Task: Every entry must be repeated exactly. Exclude all pictures.

Records for processing:
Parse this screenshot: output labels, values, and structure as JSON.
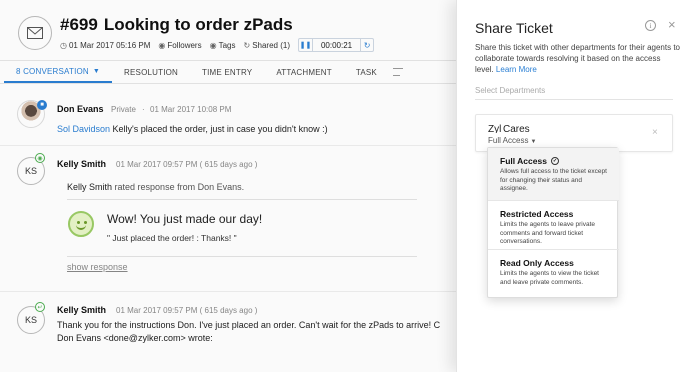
{
  "ticket": {
    "number": "#699",
    "subject": "Looking to order zPads",
    "date": "01 Mar 2017 05:16 PM",
    "followers_label": "Followers",
    "tags_label": "Tags",
    "shared_label": "Shared (1)",
    "timer": "00:00:21"
  },
  "tabs": [
    {
      "label": "8  CONVERSATION",
      "active": true
    },
    {
      "label": "RESOLUTION"
    },
    {
      "label": "TIME ENTRY"
    },
    {
      "label": "ATTACHMENT"
    },
    {
      "label": "TASK"
    }
  ],
  "threads": {
    "t1": {
      "author": "Don Evans",
      "visibility": "Private",
      "date": "01 Mar 2017 10:08 PM",
      "mention": "Sol Davidson",
      "text": "Kelly's placed the order, just in case you didn't know :)"
    },
    "t2": {
      "initials": "KS",
      "author": "Kelly Smith",
      "date": "01 Mar 2017 09:57 PM ( 615 days ago )",
      "rated_author": "Kelly Smith",
      "rated_text": "rated response from Don Evans.",
      "wow": "Wow! You just made our day!",
      "quote": "\" Just placed the order! : Thanks! \"",
      "show_response": "show response"
    },
    "t3": {
      "initials": "KS",
      "author": "Kelly Smith",
      "date": "01 Mar 2017 09:57 PM ( 615 days ago )",
      "line1": "Thank you for the instructions Don. I've just placed an order. Can't wait for the zPads to arrive! C",
      "line2": "Don Evans <done@zylker.com> wrote:"
    }
  },
  "panel": {
    "title": "Share Ticket",
    "description": "Share this ticket with other departments for their agents to collaborate towards resolving it based on the access level.",
    "learn_more": "Learn More",
    "select_placeholder": "Select Departments",
    "department": {
      "name": "Zylcares",
      "access": "Full Access"
    }
  },
  "access_options": [
    {
      "name": "Full Access",
      "desc": "Allows full access to the ticket except for changing their status and assignee.",
      "selected": true
    },
    {
      "name": "Restricted Access",
      "desc": "Limits the agents to leave private comments and forward ticket conversations."
    },
    {
      "name": "Read Only Access",
      "desc": "Limits the agents to view the ticket and leave private comments."
    }
  ],
  "colors": {
    "accent": "#2a7fd4"
  }
}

Expected output:
Parse this screenshot: output labels, values, and structure as JSON.
{
  "ticket": {
    "number": "#699",
    "subject": "Looking to order zPads",
    "date": "01 Mar 2017 05:16 PM",
    "followers_label": "Followers",
    "tags_label": "Tags",
    "shared_label": "Shared (1)",
    "timer": "00:00:21"
  },
  "tabs": [
    {
      "label": "8  CONVERSATION",
      "active": true
    },
    {
      "label": "RESOLUTION"
    },
    {
      "label": "TIME ENTRY"
    },
    {
      "label": "ATTACHMENT"
    },
    {
      "label": "TASK"
    }
  ],
  "threads": {
    "t1": {
      "author": "Don Evans",
      "visibility": "Private",
      "date": "01 Mar 2017 10:08 PM",
      "mention": "Sol Davidson",
      "text": "Kelly's placed the order, just in case you didn't know :)"
    },
    "t2": {
      "initials": "KS",
      "author": "Kelly Smith",
      "date": "01 Mar 2017 09:57 PM ( 615 days ago )",
      "rated_author": "Kelly Smith",
      "rated_text": "rated response from Don Evans.",
      "wow": "Wow! You just made our day!",
      "quote": "\" Just placed the order! : Thanks! \"",
      "show_response": "show response"
    },
    "t3": {
      "initials": "KS",
      "author": "Kelly Smith",
      "date": "01 Mar 2017 09:57 PM ( 615 days ago )",
      "line1": "Thank you for the instructions Don. I've just placed an order. Can't wait for the zPads to arrive! C",
      "line2": "Don Evans <done@zylker.com> wrote:"
    }
  },
  "panel": {
    "title": "Share Ticket",
    "description": "Share this ticket with other departments for their agents to collaborate towards resolving it based on the access level.",
    "learn_more": "Learn More",
    "select_placeholder": "Select Departments",
    "department": {
      "name": "Zylcares",
      "access": "Full Access"
    }
  },
  "access_options": [
    {
      "name": "Full Access",
      "desc": "Allows full access to the ticket except for changing their status and assignee.",
      "selected": true
    },
    {
      "name": "Restricted Access",
      "desc": "Limits the agents to leave private comments and forward ticket conversations."
    },
    {
      "name": "Read Only Access",
      "desc": "Limits the agents to view the ticket and leave private comments."
    }
  ],
  "colors": {
    "accent": "#2a7fd4"
  }
}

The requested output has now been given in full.